WHAT TO PRODUCE: Copy all records verbatim.
## begin
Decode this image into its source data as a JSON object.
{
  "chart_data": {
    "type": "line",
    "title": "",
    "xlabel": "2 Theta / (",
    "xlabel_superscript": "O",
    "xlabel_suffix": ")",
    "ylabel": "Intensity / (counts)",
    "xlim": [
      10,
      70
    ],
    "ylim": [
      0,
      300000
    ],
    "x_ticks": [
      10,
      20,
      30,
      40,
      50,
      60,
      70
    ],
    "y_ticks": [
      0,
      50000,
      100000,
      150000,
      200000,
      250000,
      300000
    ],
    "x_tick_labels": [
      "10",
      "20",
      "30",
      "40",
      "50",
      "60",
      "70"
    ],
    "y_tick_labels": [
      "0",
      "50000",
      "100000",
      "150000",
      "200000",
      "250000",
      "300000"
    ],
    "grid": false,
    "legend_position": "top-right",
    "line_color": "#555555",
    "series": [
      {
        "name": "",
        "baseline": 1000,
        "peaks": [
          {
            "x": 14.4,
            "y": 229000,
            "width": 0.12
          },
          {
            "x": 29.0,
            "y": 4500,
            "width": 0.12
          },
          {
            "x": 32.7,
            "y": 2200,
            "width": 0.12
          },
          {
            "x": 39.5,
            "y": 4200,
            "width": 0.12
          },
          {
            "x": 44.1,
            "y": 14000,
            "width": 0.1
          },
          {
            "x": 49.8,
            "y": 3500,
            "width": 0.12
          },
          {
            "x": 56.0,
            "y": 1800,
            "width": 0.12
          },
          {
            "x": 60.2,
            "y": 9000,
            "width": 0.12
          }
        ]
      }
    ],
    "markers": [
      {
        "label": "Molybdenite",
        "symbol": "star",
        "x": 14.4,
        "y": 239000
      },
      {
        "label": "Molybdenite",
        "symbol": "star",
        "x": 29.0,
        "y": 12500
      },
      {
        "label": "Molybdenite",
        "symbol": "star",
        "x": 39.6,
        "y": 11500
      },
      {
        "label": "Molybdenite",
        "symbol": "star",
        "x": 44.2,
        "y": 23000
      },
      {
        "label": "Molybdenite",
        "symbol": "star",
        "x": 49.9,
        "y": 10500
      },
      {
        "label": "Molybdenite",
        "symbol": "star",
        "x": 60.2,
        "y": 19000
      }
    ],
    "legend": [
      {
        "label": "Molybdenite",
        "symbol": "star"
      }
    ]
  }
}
## end
ANSWER TO THE PROBLEM:
Decode this image into its source data as a JSON object.
{
  "chart_data": {
    "type": "line",
    "title": "",
    "xlabel": "2 Theta / (",
    "xlabel_superscript": "O",
    "xlabel_suffix": ")",
    "ylabel": "Intensity / (counts)",
    "xlim": [
      10,
      70
    ],
    "ylim": [
      0,
      300000
    ],
    "x_ticks": [
      10,
      20,
      30,
      40,
      50,
      60,
      70
    ],
    "y_ticks": [
      0,
      50000,
      100000,
      150000,
      200000,
      250000,
      300000
    ],
    "x_tick_labels": [
      "10",
      "20",
      "30",
      "40",
      "50",
      "60",
      "70"
    ],
    "y_tick_labels": [
      "0",
      "50000",
      "100000",
      "150000",
      "200000",
      "250000",
      "300000"
    ],
    "grid": false,
    "legend_position": "top-right",
    "line_color": "#555555",
    "series": [
      {
        "name": "",
        "baseline": 1000,
        "peaks": [
          {
            "x": 14.4,
            "y": 229000,
            "width": 0.12
          },
          {
            "x": 29.0,
            "y": 4500,
            "width": 0.12
          },
          {
            "x": 32.7,
            "y": 2200,
            "width": 0.12
          },
          {
            "x": 39.5,
            "y": 4200,
            "width": 0.12
          },
          {
            "x": 44.1,
            "y": 14000,
            "width": 0.1
          },
          {
            "x": 49.8,
            "y": 3500,
            "width": 0.12
          },
          {
            "x": 56.0,
            "y": 1800,
            "width": 0.12
          },
          {
            "x": 60.2,
            "y": 9000,
            "width": 0.12
          }
        ]
      }
    ],
    "markers": [
      {
        "label": "Molybdenite",
        "symbol": "star",
        "x": 14.4,
        "y": 239000
      },
      {
        "label": "Molybdenite",
        "symbol": "star",
        "x": 29.0,
        "y": 12500
      },
      {
        "label": "Molybdenite",
        "symbol": "star",
        "x": 39.6,
        "y": 11500
      },
      {
        "label": "Molybdenite",
        "symbol": "star",
        "x": 44.2,
        "y": 23000
      },
      {
        "label": "Molybdenite",
        "symbol": "star",
        "x": 49.9,
        "y": 10500
      },
      {
        "label": "Molybdenite",
        "symbol": "star",
        "x": 60.2,
        "y": 19000
      }
    ],
    "legend": [
      {
        "label": "Molybdenite",
        "symbol": "star"
      }
    ]
  }
}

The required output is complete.